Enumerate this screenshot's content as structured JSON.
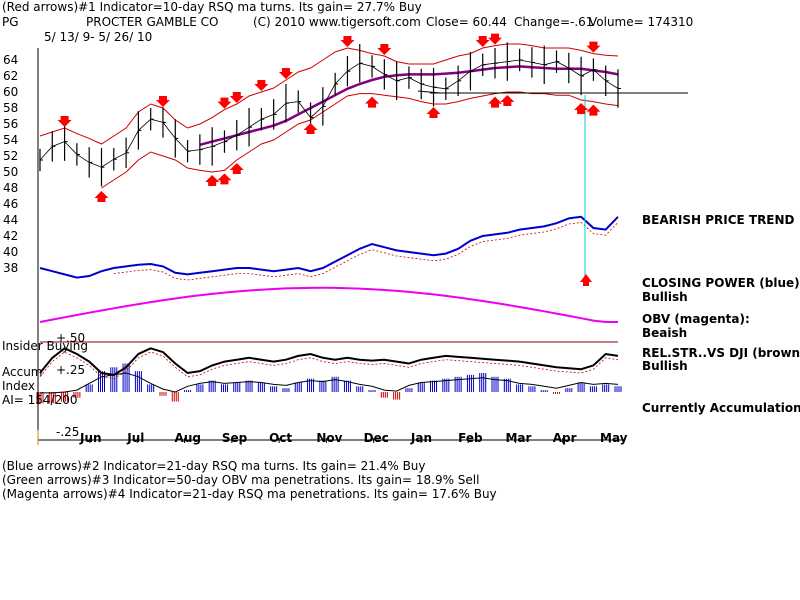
{
  "header": {
    "line1": "(Red arrows)#1 Indicator=10-day RSQ ma turns. Its gain= 27.7% Buy",
    "ticker": "PG",
    "company": "PROCTER GAMBLE CO",
    "copyright": "(C) 2010 www.tigersoft.com",
    "close": "Close=  60.44",
    "change": "Change=-.61",
    "volume": "Volume= 174310",
    "date_range": "5/ 13/ 9- 5/ 26/ 10"
  },
  "footer": {
    "line1": "(Blue arrows)#2 Indicator=21-day RSQ ma turns. Its gain= 21.4% Buy",
    "line2": "(Green arrows)#3 Indicator=50-day OBV ma penetrations. Its gain= 18.9% Sell",
    "line3": "(Magenta arrows)#4 Indicator=21-day RSQ ma penetrations. Its gain= 17.6% Buy"
  },
  "side_labels": {
    "trend": "BEARISH PRICE TREND",
    "cp_title": "CLOSING POWER (blue):",
    "cp_value": "Bullish",
    "obv_title": "OBV (magenta):",
    "obv_value": "Beaish",
    "rs_title": "REL.STR..VS DJI (brown):",
    "rs_value": "Bullish",
    "accum_status": "Currently Accumulation"
  },
  "accum_labels": {
    "insider": "Insider Buying",
    "plus50": "+.50",
    "plus25": "+.25",
    "accum": "Accum",
    "index": "Index",
    "ai": "AI= 154/200",
    "minus25": "-.25"
  },
  "colors": {
    "price": "#000000",
    "band": "#cc0000",
    "ma": "#800080",
    "closing_power": "#0000cc",
    "obv": "#ee00ee",
    "up_arrow": "#ff0000",
    "support": "#000000",
    "cyan_line": "#00cccc",
    "accum_pos": "#0000cc",
    "accum_neg": "#cc0000"
  },
  "chart_data": {
    "type": "line",
    "title": "PROCTER GAMBLE CO",
    "x_labels": [
      "Jun",
      "Jul",
      "Aug",
      "Sep",
      "Oct",
      "Nov",
      "Dec",
      "Jan",
      "Feb",
      "Mar",
      "Apr",
      "May"
    ],
    "y_ticks": [
      64,
      62,
      60,
      58,
      56,
      54,
      52,
      50,
      48,
      46,
      44,
      42,
      40,
      38
    ],
    "ylim": [
      36.5,
      65.5
    ],
    "price": [
      51.5,
      53.2,
      53.8,
      52.2,
      51.2,
      50.6,
      51.6,
      52.4,
      55.2,
      56.6,
      56.2,
      54.2,
      52.6,
      52.8,
      53.2,
      53.8,
      54.6,
      55.6,
      56.6,
      57.2,
      58.6,
      58.8,
      56.8,
      58.2,
      61.0,
      62.6,
      63.6,
      63.2,
      62.2,
      61.4,
      61.8,
      61.0,
      60.6,
      60.4,
      61.4,
      62.6,
      63.4,
      63.6,
      63.8,
      64.0,
      63.7,
      63.4,
      63.8,
      63.0,
      62.0,
      62.8,
      61.4,
      60.44
    ],
    "ma": [
      null,
      null,
      null,
      null,
      null,
      null,
      null,
      null,
      null,
      null,
      null,
      null,
      null,
      53.4,
      53.8,
      54.2,
      54.6,
      55.0,
      55.4,
      55.8,
      56.4,
      57.2,
      58.0,
      58.8,
      59.6,
      60.4,
      61.0,
      61.5,
      61.9,
      62.1,
      62.2,
      62.2,
      62.2,
      62.3,
      62.4,
      62.6,
      62.8,
      63.0,
      63.1,
      63.2,
      63.1,
      63.0,
      62.9,
      62.9,
      62.9,
      62.7,
      62.5,
      62.2
    ],
    "upper_band": [
      54.5,
      55.0,
      55.5,
      54.8,
      54.2,
      53.5,
      54.5,
      55.5,
      57.5,
      58.5,
      58.0,
      56.5,
      55.5,
      56.0,
      56.8,
      57.8,
      58.5,
      59.5,
      60.0,
      60.5,
      61.5,
      62.5,
      63.0,
      64.0,
      65.0,
      65.5,
      65.2,
      64.8,
      64.5,
      63.8,
      63.5,
      63.5,
      63.5,
      64.0,
      64.5,
      64.8,
      65.5,
      65.8,
      66.0,
      66.0,
      65.8,
      65.5,
      65.5,
      65.5,
      65.2,
      64.8,
      64.6,
      64.5
    ],
    "lower_band": [
      null,
      null,
      null,
      null,
      null,
      48.0,
      49.0,
      50.0,
      51.5,
      52.5,
      52.0,
      51.5,
      50.5,
      50.2,
      50.0,
      50.2,
      51.5,
      52.5,
      53.5,
      54.0,
      55.0,
      56.0,
      56.5,
      57.5,
      58.5,
      59.5,
      59.8,
      59.8,
      59.6,
      59.4,
      59.2,
      58.8,
      58.5,
      58.5,
      58.8,
      59.2,
      59.5,
      59.8,
      60.0,
      60.0,
      59.8,
      59.8,
      59.6,
      59.6,
      59.0,
      58.8,
      58.5,
      58.3
    ],
    "closing_power": [
      38.0,
      37.6,
      37.2,
      36.8,
      37.0,
      37.6,
      38.0,
      38.2,
      38.4,
      38.5,
      38.2,
      37.4,
      37.2,
      37.4,
      37.6,
      37.8,
      38.0,
      38.0,
      37.8,
      37.6,
      37.8,
      38.0,
      37.6,
      38.0,
      38.8,
      39.6,
      40.4,
      41.0,
      40.6,
      40.2,
      40.0,
      39.8,
      39.6,
      39.8,
      40.4,
      41.4,
      42.0,
      42.2,
      42.4,
      42.8,
      43.0,
      43.2,
      43.6,
      44.2,
      44.4,
      43.0,
      42.8,
      44.4
    ],
    "obv_dots": [
      "Jun",
      "Jul",
      "Aug",
      "Sep",
      "Oct",
      "Nov",
      "Dec",
      "Jan",
      "Feb",
      "Mar",
      "Apr",
      "May"
    ],
    "accum_index": [
      -0.12,
      -0.12,
      -0.1,
      -0.06,
      0.08,
      0.22,
      0.26,
      0.3,
      0.22,
      0.08,
      -0.04,
      -0.1,
      0.02,
      0.08,
      0.12,
      0.08,
      0.1,
      0.12,
      0.1,
      0.06,
      0.04,
      0.1,
      0.14,
      0.12,
      0.16,
      0.12,
      0.06,
      0.02,
      -0.06,
      -0.08,
      0.04,
      0.1,
      0.12,
      0.14,
      0.16,
      0.18,
      0.2,
      0.16,
      0.14,
      0.08,
      0.06,
      0.02,
      -0.02,
      0.04,
      0.1,
      0.06,
      0.08,
      0.06
    ],
    "rel_strength": [
      0.2,
      0.36,
      0.46,
      0.4,
      0.32,
      0.2,
      0.18,
      0.26,
      0.4,
      0.46,
      0.42,
      0.3,
      0.2,
      0.22,
      0.28,
      0.32,
      0.34,
      0.36,
      0.34,
      0.32,
      0.34,
      0.38,
      0.4,
      0.36,
      0.34,
      0.36,
      0.34,
      0.33,
      0.34,
      0.32,
      0.3,
      0.34,
      0.36,
      0.38,
      0.37,
      0.36,
      0.35,
      0.34,
      0.33,
      0.32,
      0.3,
      0.28,
      0.26,
      0.25,
      0.24,
      0.28,
      0.4,
      0.38
    ]
  }
}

# # # # #

:: REQUIRED WORK ::
Copy out the data above exactly, except the pictures.

:: OUTPUT OF THE EXERCISE ::
Enumerate this screenshot's content as structured JSON.
{
  "header": {
    "line1": "(Red arrows)#1 Indicator=10-day RSQ ma turns. Its gain= 27.7% Buy",
    "ticker": "PG",
    "company": "PROCTER GAMBLE CO",
    "copyright": "(C) 2010 www.tigersoft.com",
    "close": "Close=  60.44",
    "change": "Change=-.61",
    "volume": "Volume= 174310",
    "date_range": "5/ 13/ 9- 5/ 26/ 10"
  },
  "footer": {
    "line1": "(Blue arrows)#2 Indicator=21-day RSQ ma turns. Its gain= 21.4% Buy",
    "line2": "(Green arrows)#3 Indicator=50-day OBV ma penetrations. Its gain= 18.9% Sell",
    "line3": "(Magenta arrows)#4 Indicator=21-day RSQ ma penetrations. Its gain= 17.6% Buy"
  },
  "side_labels": {
    "trend": "BEARISH PRICE TREND",
    "cp_title": "CLOSING POWER (blue):",
    "cp_value": "Bullish",
    "obv_title": "OBV (magenta):",
    "obv_value": "Beaish",
    "rs_title": "REL.STR..VS DJI (brown):",
    "rs_value": "Bullish",
    "accum_status": "Currently Accumulation"
  },
  "accum_labels": {
    "insider": "Insider Buying",
    "plus50": "+.50",
    "plus25": "+.25",
    "accum": "Accum",
    "index": "Index",
    "ai": "AI= 154/200",
    "minus25": "-.25"
  },
  "colors": {
    "price": "#000000",
    "band": "#cc0000",
    "ma": "#800080",
    "closing_power": "#0000cc",
    "obv": "#ee00ee",
    "up_arrow": "#ff0000",
    "support": "#000000",
    "cyan_line": "#00cccc",
    "accum_pos": "#0000cc",
    "accum_neg": "#cc0000"
  },
  "chart_data": {
    "type": "line",
    "title": "PROCTER GAMBLE CO",
    "x_labels": [
      "Jun",
      "Jul",
      "Aug",
      "Sep",
      "Oct",
      "Nov",
      "Dec",
      "Jan",
      "Feb",
      "Mar",
      "Apr",
      "May"
    ],
    "y_ticks": [
      64,
      62,
      60,
      58,
      56,
      54,
      52,
      50,
      48,
      46,
      44,
      42,
      40,
      38
    ],
    "ylim": [
      36.5,
      65.5
    ],
    "price": [
      51.5,
      53.2,
      53.8,
      52.2,
      51.2,
      50.6,
      51.6,
      52.4,
      55.2,
      56.6,
      56.2,
      54.2,
      52.6,
      52.8,
      53.2,
      53.8,
      54.6,
      55.6,
      56.6,
      57.2,
      58.6,
      58.8,
      56.8,
      58.2,
      61.0,
      62.6,
      63.6,
      63.2,
      62.2,
      61.4,
      61.8,
      61.0,
      60.6,
      60.4,
      61.4,
      62.6,
      63.4,
      63.6,
      63.8,
      64.0,
      63.7,
      63.4,
      63.8,
      63.0,
      62.0,
      62.8,
      61.4,
      60.44
    ],
    "ma": [
      null,
      null,
      null,
      null,
      null,
      null,
      null,
      null,
      null,
      null,
      null,
      null,
      null,
      53.4,
      53.8,
      54.2,
      54.6,
      55.0,
      55.4,
      55.8,
      56.4,
      57.2,
      58.0,
      58.8,
      59.6,
      60.4,
      61.0,
      61.5,
      61.9,
      62.1,
      62.2,
      62.2,
      62.2,
      62.3,
      62.4,
      62.6,
      62.8,
      63.0,
      63.1,
      63.2,
      63.1,
      63.0,
      62.9,
      62.9,
      62.9,
      62.7,
      62.5,
      62.2
    ],
    "upper_band": [
      54.5,
      55.0,
      55.5,
      54.8,
      54.2,
      53.5,
      54.5,
      55.5,
      57.5,
      58.5,
      58.0,
      56.5,
      55.5,
      56.0,
      56.8,
      57.8,
      58.5,
      59.5,
      60.0,
      60.5,
      61.5,
      62.5,
      63.0,
      64.0,
      65.0,
      65.5,
      65.2,
      64.8,
      64.5,
      63.8,
      63.5,
      63.5,
      63.5,
      64.0,
      64.5,
      64.8,
      65.5,
      65.8,
      66.0,
      66.0,
      65.8,
      65.5,
      65.5,
      65.5,
      65.2,
      64.8,
      64.6,
      64.5
    ],
    "lower_band": [
      null,
      null,
      null,
      null,
      null,
      48.0,
      49.0,
      50.0,
      51.5,
      52.5,
      52.0,
      51.5,
      50.5,
      50.2,
      50.0,
      50.2,
      51.5,
      52.5,
      53.5,
      54.0,
      55.0,
      56.0,
      56.5,
      57.5,
      58.5,
      59.5,
      59.8,
      59.8,
      59.6,
      59.4,
      59.2,
      58.8,
      58.5,
      58.5,
      58.8,
      59.2,
      59.5,
      59.8,
      60.0,
      60.0,
      59.8,
      59.8,
      59.6,
      59.6,
      59.0,
      58.8,
      58.5,
      58.3
    ],
    "closing_power": [
      38.0,
      37.6,
      37.2,
      36.8,
      37.0,
      37.6,
      38.0,
      38.2,
      38.4,
      38.5,
      38.2,
      37.4,
      37.2,
      37.4,
      37.6,
      37.8,
      38.0,
      38.0,
      37.8,
      37.6,
      37.8,
      38.0,
      37.6,
      38.0,
      38.8,
      39.6,
      40.4,
      41.0,
      40.6,
      40.2,
      40.0,
      39.8,
      39.6,
      39.8,
      40.4,
      41.4,
      42.0,
      42.2,
      42.4,
      42.8,
      43.0,
      43.2,
      43.6,
      44.2,
      44.4,
      43.0,
      42.8,
      44.4
    ],
    "obv_dots": [
      "Jun",
      "Jul",
      "Aug",
      "Sep",
      "Oct",
      "Nov",
      "Dec",
      "Jan",
      "Feb",
      "Mar",
      "Apr",
      "May"
    ],
    "accum_index": [
      -0.12,
      -0.12,
      -0.1,
      -0.06,
      0.08,
      0.22,
      0.26,
      0.3,
      0.22,
      0.08,
      -0.04,
      -0.1,
      0.02,
      0.08,
      0.12,
      0.08,
      0.1,
      0.12,
      0.1,
      0.06,
      0.04,
      0.1,
      0.14,
      0.12,
      0.16,
      0.12,
      0.06,
      0.02,
      -0.06,
      -0.08,
      0.04,
      0.1,
      0.12,
      0.14,
      0.16,
      0.18,
      0.2,
      0.16,
      0.14,
      0.08,
      0.06,
      0.02,
      -0.02,
      0.04,
      0.1,
      0.06,
      0.08,
      0.06
    ],
    "rel_strength": [
      0.2,
      0.36,
      0.46,
      0.4,
      0.32,
      0.2,
      0.18,
      0.26,
      0.4,
      0.46,
      0.42,
      0.3,
      0.2,
      0.22,
      0.28,
      0.32,
      0.34,
      0.36,
      0.34,
      0.32,
      0.34,
      0.38,
      0.4,
      0.36,
      0.34,
      0.36,
      0.34,
      0.33,
      0.34,
      0.32,
      0.3,
      0.34,
      0.36,
      0.38,
      0.37,
      0.36,
      0.35,
      0.34,
      0.33,
      0.32,
      0.3,
      0.28,
      0.26,
      0.25,
      0.24,
      0.28,
      0.4,
      0.38
    ]
  }
}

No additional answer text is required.